Challenge: Quote the listing word for word from its first line down to the line containing "classification-item <box>16 374", with both of those lines included.

Element and coordinate records:

....................

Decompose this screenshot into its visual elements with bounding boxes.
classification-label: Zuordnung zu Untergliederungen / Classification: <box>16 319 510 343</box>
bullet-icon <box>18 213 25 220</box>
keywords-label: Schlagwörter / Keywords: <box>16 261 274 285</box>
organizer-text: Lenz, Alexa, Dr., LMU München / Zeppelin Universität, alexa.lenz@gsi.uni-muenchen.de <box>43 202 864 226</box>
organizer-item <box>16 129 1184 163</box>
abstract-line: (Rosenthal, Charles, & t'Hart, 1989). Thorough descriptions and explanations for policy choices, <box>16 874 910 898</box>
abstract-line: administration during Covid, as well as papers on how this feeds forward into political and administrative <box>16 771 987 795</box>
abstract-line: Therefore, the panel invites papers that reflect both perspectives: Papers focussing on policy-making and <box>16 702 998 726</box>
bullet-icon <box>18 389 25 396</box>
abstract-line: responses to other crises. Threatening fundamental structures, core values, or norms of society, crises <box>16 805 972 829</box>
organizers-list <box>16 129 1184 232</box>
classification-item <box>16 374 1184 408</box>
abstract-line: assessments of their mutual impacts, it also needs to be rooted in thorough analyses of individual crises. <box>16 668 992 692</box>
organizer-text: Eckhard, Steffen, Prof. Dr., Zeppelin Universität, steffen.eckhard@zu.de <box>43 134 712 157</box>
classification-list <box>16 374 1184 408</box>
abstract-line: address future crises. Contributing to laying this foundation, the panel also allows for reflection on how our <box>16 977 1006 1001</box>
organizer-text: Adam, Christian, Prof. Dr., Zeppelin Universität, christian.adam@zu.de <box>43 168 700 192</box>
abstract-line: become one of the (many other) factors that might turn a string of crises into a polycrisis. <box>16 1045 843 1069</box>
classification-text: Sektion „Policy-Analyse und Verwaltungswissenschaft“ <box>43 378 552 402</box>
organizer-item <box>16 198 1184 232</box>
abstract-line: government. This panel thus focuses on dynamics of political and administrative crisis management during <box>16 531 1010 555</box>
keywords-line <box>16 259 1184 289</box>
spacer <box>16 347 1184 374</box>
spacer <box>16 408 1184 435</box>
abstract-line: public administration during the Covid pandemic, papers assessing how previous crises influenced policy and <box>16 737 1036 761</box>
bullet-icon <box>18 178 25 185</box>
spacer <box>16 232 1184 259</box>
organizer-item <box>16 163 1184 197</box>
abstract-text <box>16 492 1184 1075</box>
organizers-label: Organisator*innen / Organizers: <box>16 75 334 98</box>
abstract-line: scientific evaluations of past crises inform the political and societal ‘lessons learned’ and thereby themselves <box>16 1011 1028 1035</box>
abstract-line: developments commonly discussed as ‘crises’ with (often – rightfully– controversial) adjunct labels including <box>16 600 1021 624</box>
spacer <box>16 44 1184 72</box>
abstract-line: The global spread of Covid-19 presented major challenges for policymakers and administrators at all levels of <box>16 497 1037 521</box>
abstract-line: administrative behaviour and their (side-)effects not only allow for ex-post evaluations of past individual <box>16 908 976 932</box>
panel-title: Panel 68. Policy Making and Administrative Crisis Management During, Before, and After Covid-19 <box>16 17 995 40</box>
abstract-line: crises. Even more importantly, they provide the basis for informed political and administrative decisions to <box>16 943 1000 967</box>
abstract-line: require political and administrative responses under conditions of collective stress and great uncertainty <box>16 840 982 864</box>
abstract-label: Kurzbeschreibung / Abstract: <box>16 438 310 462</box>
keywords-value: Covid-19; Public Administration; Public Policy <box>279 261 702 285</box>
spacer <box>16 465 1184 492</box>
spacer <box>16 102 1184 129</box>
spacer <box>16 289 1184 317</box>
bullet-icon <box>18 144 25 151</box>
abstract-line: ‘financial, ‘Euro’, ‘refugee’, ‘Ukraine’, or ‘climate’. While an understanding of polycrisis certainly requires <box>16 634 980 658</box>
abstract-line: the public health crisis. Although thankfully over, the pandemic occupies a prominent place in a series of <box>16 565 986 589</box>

....................

Full answer:
Decompose this screenshot into its visual elements with bounding boxes.
classification-label: Zuordnung zu Untergliederungen / Classification: <box>16 319 510 343</box>
bullet-icon <box>18 213 25 220</box>
keywords-label: Schlagwörter / Keywords: <box>16 261 274 285</box>
organizer-text: Lenz, Alexa, Dr., LMU München / Zeppelin Universität, alexa.lenz@gsi.uni-muenchen.de <box>43 202 864 226</box>
organizer-item <box>16 129 1184 163</box>
abstract-line: (Rosenthal, Charles, & t'Hart, 1989). Thorough descriptions and explanations for policy choices, <box>16 874 910 898</box>
abstract-line: administration during Covid, as well as papers on how this feeds forward into political and administrative <box>16 771 987 795</box>
abstract-line: Therefore, the panel invites papers that reflect both perspectives: Papers focussing on policy-making and <box>16 702 998 726</box>
bullet-icon <box>18 389 25 396</box>
abstract-line: responses to other crises. Threatening fundamental structures, core values, or norms of society, crises <box>16 805 972 829</box>
organizers-list <box>16 129 1184 232</box>
classification-item <box>16 374 1184 408</box>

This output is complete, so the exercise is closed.